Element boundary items
* begin *

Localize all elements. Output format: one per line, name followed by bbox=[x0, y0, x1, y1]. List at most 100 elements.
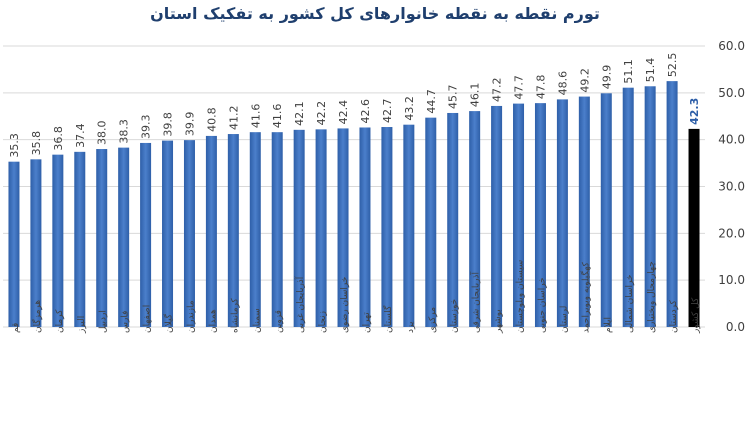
x-tick-label: سیستان وبلوچستان bbox=[516, 260, 526, 333]
data-label: 35.3 bbox=[8, 133, 21, 158]
data-label: 42.1 bbox=[293, 101, 306, 126]
data-label: 39.9 bbox=[183, 112, 196, 137]
x-tick-label: ایلام bbox=[603, 317, 613, 333]
bar bbox=[578, 96, 590, 327]
bar bbox=[447, 112, 459, 327]
data-label: 39.3 bbox=[140, 114, 153, 139]
bar bbox=[666, 81, 678, 327]
bar bbox=[227, 134, 239, 327]
data-label: 38.3 bbox=[118, 119, 131, 144]
data-label: 42.3 bbox=[688, 98, 701, 125]
data-label: 51.1 bbox=[622, 59, 635, 84]
data-label: 42.2 bbox=[315, 101, 328, 126]
data-label: 44.7 bbox=[425, 89, 438, 114]
x-tick-label: خراسان رضوی bbox=[340, 277, 350, 333]
data-label: 42.6 bbox=[359, 99, 372, 124]
bar bbox=[688, 128, 700, 327]
bar bbox=[491, 105, 503, 328]
x-tick-label: فارس bbox=[121, 311, 131, 333]
data-label: 47.8 bbox=[534, 75, 547, 100]
data-label: 41.2 bbox=[227, 106, 240, 131]
data-label: 35.8 bbox=[30, 131, 43, 156]
bar bbox=[622, 87, 634, 327]
data-label: 52.5 bbox=[666, 53, 679, 78]
x-tick-label: هرمزگان bbox=[31, 300, 43, 333]
x-tick-label: گلستان bbox=[382, 305, 394, 333]
data-label: 41.6 bbox=[249, 104, 262, 129]
x-tick-label: چهارمحال وبختیاری bbox=[647, 261, 657, 333]
x-tick-label: اردبیل bbox=[99, 310, 109, 333]
bar bbox=[403, 124, 415, 328]
bar bbox=[271, 132, 283, 327]
bar bbox=[74, 151, 86, 327]
x-tick-label: گیلان bbox=[163, 313, 175, 333]
bar bbox=[30, 159, 42, 327]
bar bbox=[425, 117, 437, 327]
y-tick-label: 10.0 bbox=[718, 273, 745, 287]
x-tick-label: کردستان bbox=[669, 299, 679, 333]
x-tick-label: کل کشور bbox=[691, 297, 701, 334]
bar bbox=[469, 111, 481, 328]
bar bbox=[600, 93, 612, 327]
data-label: 37.4 bbox=[74, 123, 87, 148]
x-tick-label: قزوین bbox=[274, 310, 284, 333]
x-tick-label: اصفهان bbox=[143, 305, 153, 333]
y-tick-label: 50.0 bbox=[718, 86, 745, 100]
data-label: 46.1 bbox=[469, 83, 482, 108]
y-tick-label: 60.0 bbox=[718, 39, 745, 53]
bar bbox=[359, 127, 371, 328]
bar bbox=[556, 99, 568, 327]
x-tick-label: سمنان bbox=[252, 308, 262, 333]
data-label: 48.6 bbox=[556, 71, 569, 96]
x-tick-label: مرکزی bbox=[428, 307, 438, 333]
y-tick-label: 0.0 bbox=[726, 320, 745, 334]
data-label: 51.4 bbox=[644, 58, 657, 83]
bar bbox=[96, 149, 108, 327]
x-tick-label: خراسان شمالی bbox=[625, 274, 635, 333]
bar bbox=[205, 135, 217, 327]
x-tick-label: مازندران bbox=[186, 300, 196, 333]
x-tick-label: لرستان bbox=[559, 306, 569, 333]
x-tick-label: کرمانشاه bbox=[230, 297, 240, 333]
data-label: 40.8 bbox=[205, 107, 218, 132]
bar bbox=[644, 86, 656, 327]
bar bbox=[8, 161, 20, 327]
data-label: 42.7 bbox=[381, 99, 394, 124]
bar bbox=[293, 129, 305, 327]
data-label: 42.4 bbox=[337, 100, 350, 125]
x-tick-label: تهران bbox=[362, 312, 372, 333]
bar bbox=[249, 132, 261, 327]
bar bbox=[118, 147, 130, 327]
x-tick-label: یزد bbox=[406, 321, 416, 333]
x-tick-label: خراسان جنوبی bbox=[537, 277, 547, 333]
x-tick-label: کرمان bbox=[55, 309, 65, 333]
data-label: 41.6 bbox=[271, 104, 284, 129]
data-label: 49.9 bbox=[600, 65, 613, 90]
x-tick-label: آذربایجان غربی bbox=[294, 276, 306, 333]
bar bbox=[162, 140, 174, 327]
bar bbox=[513, 103, 525, 327]
y-tick-label: 40.0 bbox=[718, 133, 745, 147]
bar bbox=[52, 154, 64, 327]
bar bbox=[337, 128, 349, 327]
data-label: 38.0 bbox=[96, 121, 109, 146]
bar bbox=[140, 142, 152, 327]
bar bbox=[315, 129, 327, 327]
x-tick-label: بوشهر bbox=[494, 309, 504, 334]
x-tick-label: کهگیلویه وبویراحمد bbox=[579, 261, 591, 333]
bar bbox=[183, 140, 195, 327]
data-label: 47.7 bbox=[513, 75, 526, 100]
x-tick-label: قم bbox=[11, 323, 21, 333]
data-label: 47.2 bbox=[491, 77, 504, 102]
x-tick-label: خوزستان bbox=[450, 299, 460, 333]
bar bbox=[381, 127, 393, 327]
x-tick-label: همدان bbox=[208, 309, 218, 333]
data-label: 43.2 bbox=[403, 96, 416, 121]
x-tick-label: آذربایجان شرقی bbox=[470, 272, 482, 333]
data-label: 36.8 bbox=[52, 126, 65, 151]
chart-title: تورم نقطه به نقطه خانوارهای کل کشور به ت… bbox=[150, 4, 600, 23]
data-label: 39.8 bbox=[162, 112, 175, 137]
y-tick-label: 20.0 bbox=[718, 226, 745, 240]
data-label: 49.2 bbox=[578, 68, 591, 93]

* end *

Task description:
Can you edit the lines between the one holding "x-tick-label: سیستان وبلوچستان" and the one holding "x-tick-label: خراسان شمالی", inclusive, so that "y-tick-label" becomes "y-axis-label" and everything else stays the same?

Written solution:
x-tick-label: سیستان وبلوچستان bbox=[516, 260, 526, 333]
data-label: 35.3 bbox=[8, 133, 21, 158]
data-label: 42.1 bbox=[293, 101, 306, 126]
data-label: 39.9 bbox=[183, 112, 196, 137]
x-tick-label: ایلام bbox=[603, 317, 613, 333]
bar bbox=[578, 96, 590, 327]
bar bbox=[447, 112, 459, 327]
data-label: 39.3 bbox=[140, 114, 153, 139]
bar bbox=[666, 81, 678, 327]
bar bbox=[227, 134, 239, 327]
data-label: 38.3 bbox=[118, 119, 131, 144]
data-label: 42.3 bbox=[688, 98, 701, 125]
data-label: 51.1 bbox=[622, 59, 635, 84]
data-label: 42.2 bbox=[315, 101, 328, 126]
data-label: 44.7 bbox=[425, 89, 438, 114]
x-tick-label: خراسان رضوی bbox=[340, 277, 350, 333]
data-label: 42.6 bbox=[359, 99, 372, 124]
bar bbox=[688, 128, 700, 327]
bar bbox=[491, 105, 503, 328]
x-tick-label: فارس bbox=[121, 311, 131, 333]
data-label: 47.8 bbox=[534, 75, 547, 100]
data-label: 41.2 bbox=[227, 106, 240, 131]
data-label: 35.8 bbox=[30, 131, 43, 156]
bar bbox=[622, 87, 634, 327]
data-label: 52.5 bbox=[666, 53, 679, 78]
x-tick-label: هرمزگان bbox=[31, 300, 43, 333]
x-tick-label: گلستان bbox=[382, 305, 394, 333]
data-label: 41.6 bbox=[249, 104, 262, 129]
x-tick-label: چهارمحال وبختیاری bbox=[647, 261, 657, 333]
x-tick-label: اردبیل bbox=[99, 310, 109, 333]
bar bbox=[403, 124, 415, 328]
bar bbox=[271, 132, 283, 327]
bar bbox=[74, 151, 86, 327]
x-tick-label: گیلان bbox=[163, 313, 175, 333]
bar bbox=[30, 159, 42, 327]
bar bbox=[425, 117, 437, 327]
y-axis-label: 10.0 bbox=[718, 273, 745, 287]
x-tick-label: کردستان bbox=[669, 299, 679, 333]
x-tick-label: کل کشور bbox=[691, 297, 701, 334]
bar bbox=[469, 111, 481, 328]
bar bbox=[600, 93, 612, 327]
data-label: 37.4 bbox=[74, 123, 87, 148]
x-tick-label: قزوین bbox=[274, 310, 284, 333]
x-tick-label: اصفهان bbox=[143, 305, 153, 333]
y-axis-label: 50.0 bbox=[718, 86, 745, 100]
data-label: 46.1 bbox=[469, 83, 482, 108]
y-axis-label: 60.0 bbox=[718, 39, 745, 53]
bar bbox=[359, 127, 371, 328]
bar bbox=[556, 99, 568, 327]
x-tick-label: سمنان bbox=[252, 308, 262, 333]
data-label: 48.6 bbox=[556, 71, 569, 96]
x-tick-label: مرکزی bbox=[428, 307, 438, 333]
y-axis-label: 0.0 bbox=[726, 320, 745, 334]
data-label: 51.4 bbox=[644, 58, 657, 83]
bar bbox=[96, 149, 108, 327]
x-tick-label: خراسان شمالی bbox=[625, 274, 635, 333]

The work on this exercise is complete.